Task goal >>
Reproduce the listing below word for word, with no pictures.

[Stored entries]
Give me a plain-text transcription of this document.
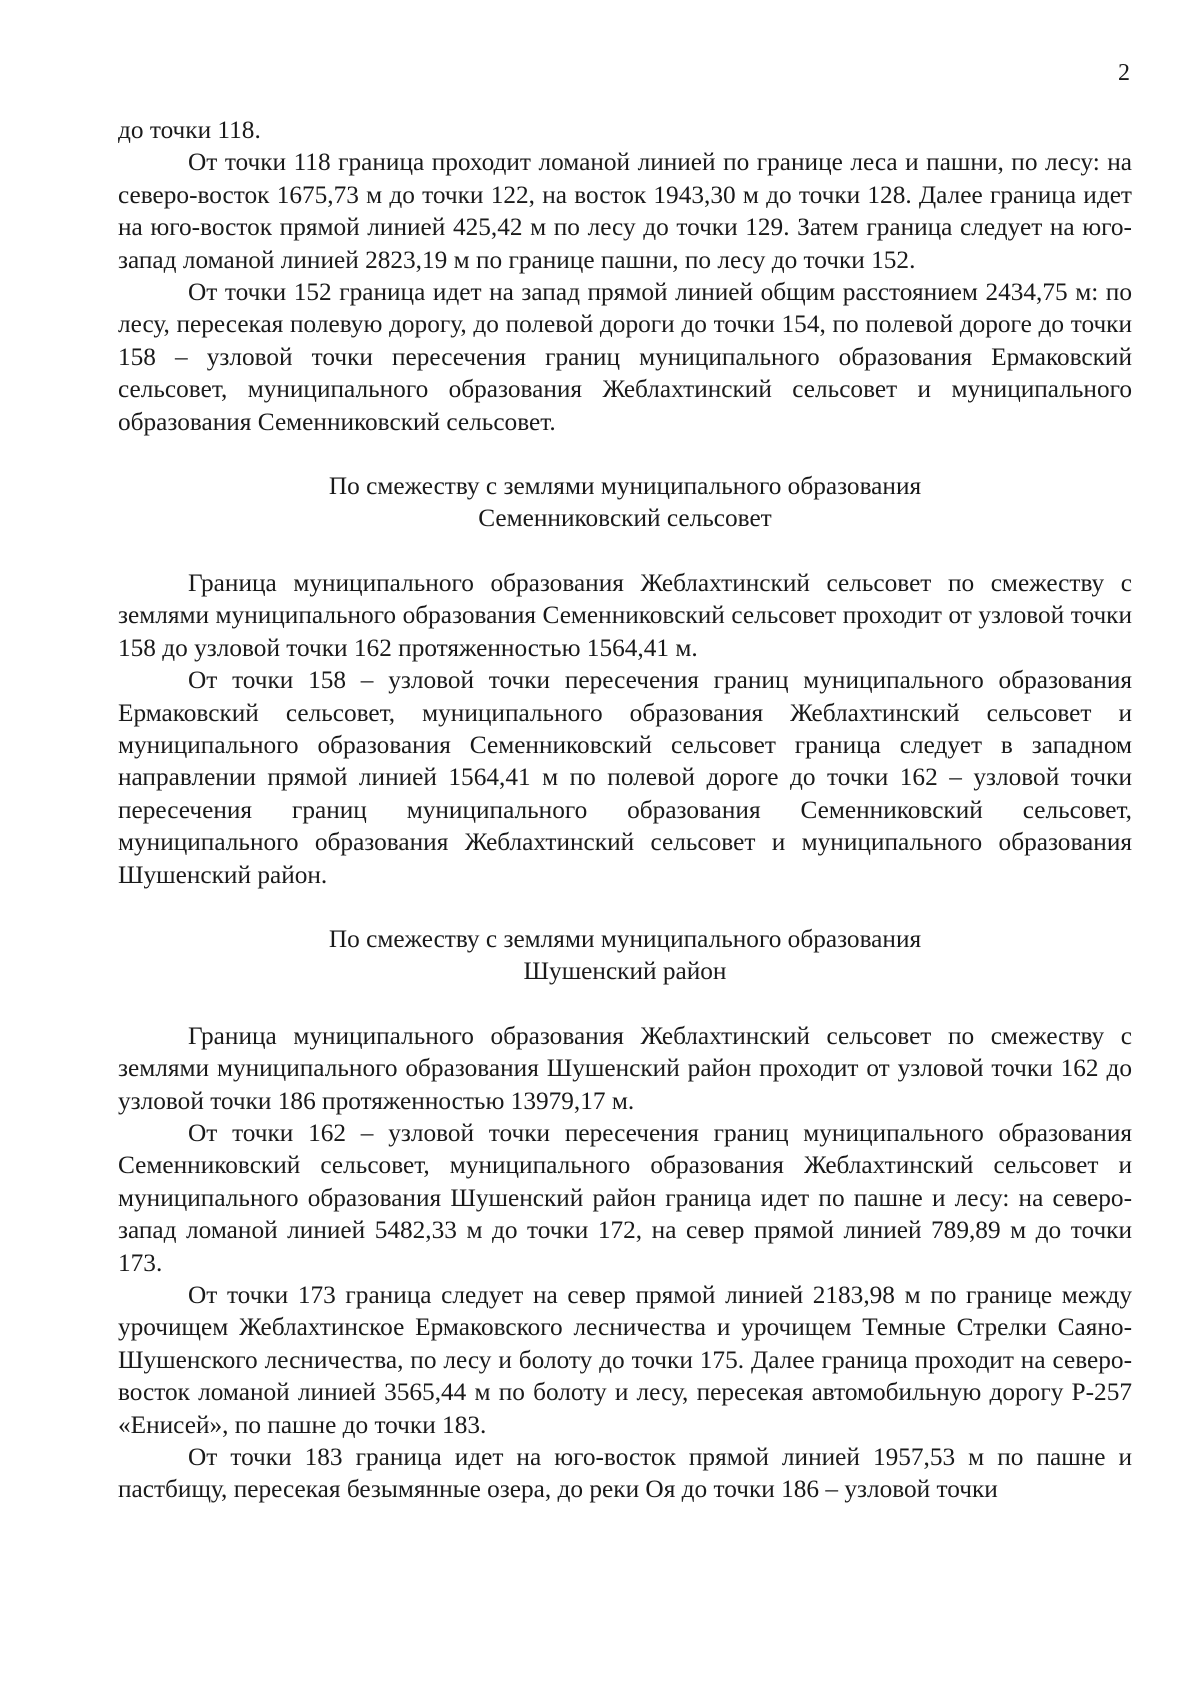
2

до точки 118.

От точки 118 граница проходит ломаной линией по границе леса и пашни, по лесу: на северо-восток 1675,73 м до точки 122, на восток 1943,30 м до точки 128. Далее граница идет на юго-восток прямой линией 425,42 м по лесу до точки 129. Затем граница следует на юго-запад ломаной линией 2823,19 м по границе пашни, по лесу до точки 152.

От точки 152 граница идет на запад прямой линией общим расстоянием 2434,75 м: по лесу, пересекая полевую дорогу, до полевой дороги до точки 154, по полевой дороге до точки 158 – узловой точки пересечения границ муниципального образования Ермаковский сельсовет, муниципального образования Жеблахтинский сельсовет и муниципального образования Семенниковский сельсовет.

По смежеству с землями муниципального образования

Семенниковский сельсовет

Граница муниципального образования Жеблахтинский сельсовет по смежеству с землями муниципального образования Семенниковский сельсовет проходит от узловой точки 158 до узловой точки 162 протяженностью 1564,41 м.

От точки 158 – узловой точки пересечения границ муниципального образования Ермаковский сельсовет, муниципального образования Жеблахтинский сельсовет и муниципального образования Семенниковский сельсовет граница следует в западном направлении прямой линией 1564,41 м по полевой дороге до точки 162 – узловой точки пересечения границ муниципального образования Семенниковский сельсовет, муниципального образования Жеблахтинский сельсовет и муниципального образования Шушенский район.

По смежеству с землями муниципального образования

Шушенский район

Граница муниципального образования Жеблахтинский сельсовет по смежеству с землями муниципального образования Шушенский район проходит от узловой точки 162 до узловой точки 186 протяженностью 13979,17 м.

От точки 162 – узловой точки пересечения границ муниципального образования Семенниковский сельсовет, муниципального образования Жеблахтинский сельсовет и муниципального образования Шушенский район граница идет по пашне и лесу: на северо-запад ломаной линией 5482,33 м до точки 172, на север прямой линией 789,89 м до точки 173.

От точки 173 граница следует на север прямой линией 2183,98 м по границе между урочищем Жеблахтинское Ермаковского лесничества и урочищем Темные Стрелки Саяно-Шушенского лесничества, по лесу и болоту до точки 175. Далее граница проходит на северо-восток ломаной линией 3565,44 м по болоту и лесу, пересекая автомобильную дорогу Р-257 «Енисей», по пашне до точки 183.

От точки 183 граница идет на юго-восток прямой линией 1957,53 м по пашне и пастбищу, пересекая безымянные озера, до реки Оя до точки 186 – узловой точки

Task solution >>
Give me a plain-text transcription of this document.
2

до точки 118.

От точки 118 граница проходит ломаной линией по границе леса и пашни, по лесу: на северо-восток 1675,73 м до точки 122, на восток 1943,30 м до точки 128. Далее граница идет на юго-восток прямой линией 425,42 м по лесу до точки 129. Затем граница следует на юго-запад ломаной линией 2823,19 м по границе пашни, по лесу до точки 152.

От точки 152 граница идет на запад прямой линией общим расстоянием 2434,75 м: по лесу, пересекая полевую дорогу, до полевой дороги до точки 154, по полевой дороге до точки 158 – узловой точки пересечения границ муниципального образования Ермаковский сельсовет, муниципального образования Жеблахтинский сельсовет и муниципального образования Семенниковский сельсовет.

По смежеству с землями муниципального образования

Семенниковский сельсовет

Граница муниципального образования Жеблахтинский сельсовет по смежеству с землями муниципального образования Семенниковский сельсовет проходит от узловой точки 158 до узловой точки 162 протяженностью 1564,41 м.

От точки 158 – узловой точки пересечения границ муниципального образования Ермаковский сельсовет, муниципального образования Жеблахтинский сельсовет и муниципального образования Семенниковский сельсовет граница следует в западном направлении прямой линией 1564,41 м по полевой дороге до точки 162 – узловой точки пересечения границ муниципального образования Семенниковский сельсовет, муниципального образования Жеблахтинский сельсовет и муниципального образования Шушенский район.

По смежеству с землями муниципального образования

Шушенский район

Граница муниципального образования Жеблахтинский сельсовет по смежеству с землями муниципального образования Шушенский район проходит от узловой точки 162 до узловой точки 186 протяженностью 13979,17 м.

От точки 162 – узловой точки пересечения границ муниципального образования Семенниковский сельсовет, муниципального образования Жеблахтинский сельсовет и муниципального образования Шушенский район граница идет по пашне и лесу: на северо-запад ломаной линией 5482,33 м до точки 172, на север прямой линией 789,89 м до точки 173.

От точки 173 граница следует на север прямой линией 2183,98 м по границе между урочищем Жеблахтинское Ермаковского лесничества и урочищем Темные Стрелки Саяно-Шушенского лесничества, по лесу и болоту до точки 175. Далее граница проходит на северо-восток ломаной линией 3565,44 м по болоту и лесу, пересекая автомобильную дорогу Р-257 «Енисей», по пашне до точки 183.

От точки 183 граница идет на юго-восток прямой линией 1957,53 м по пашне и пастбищу, пересекая безымянные озера, до реки Оя до точки 186 – узловой точки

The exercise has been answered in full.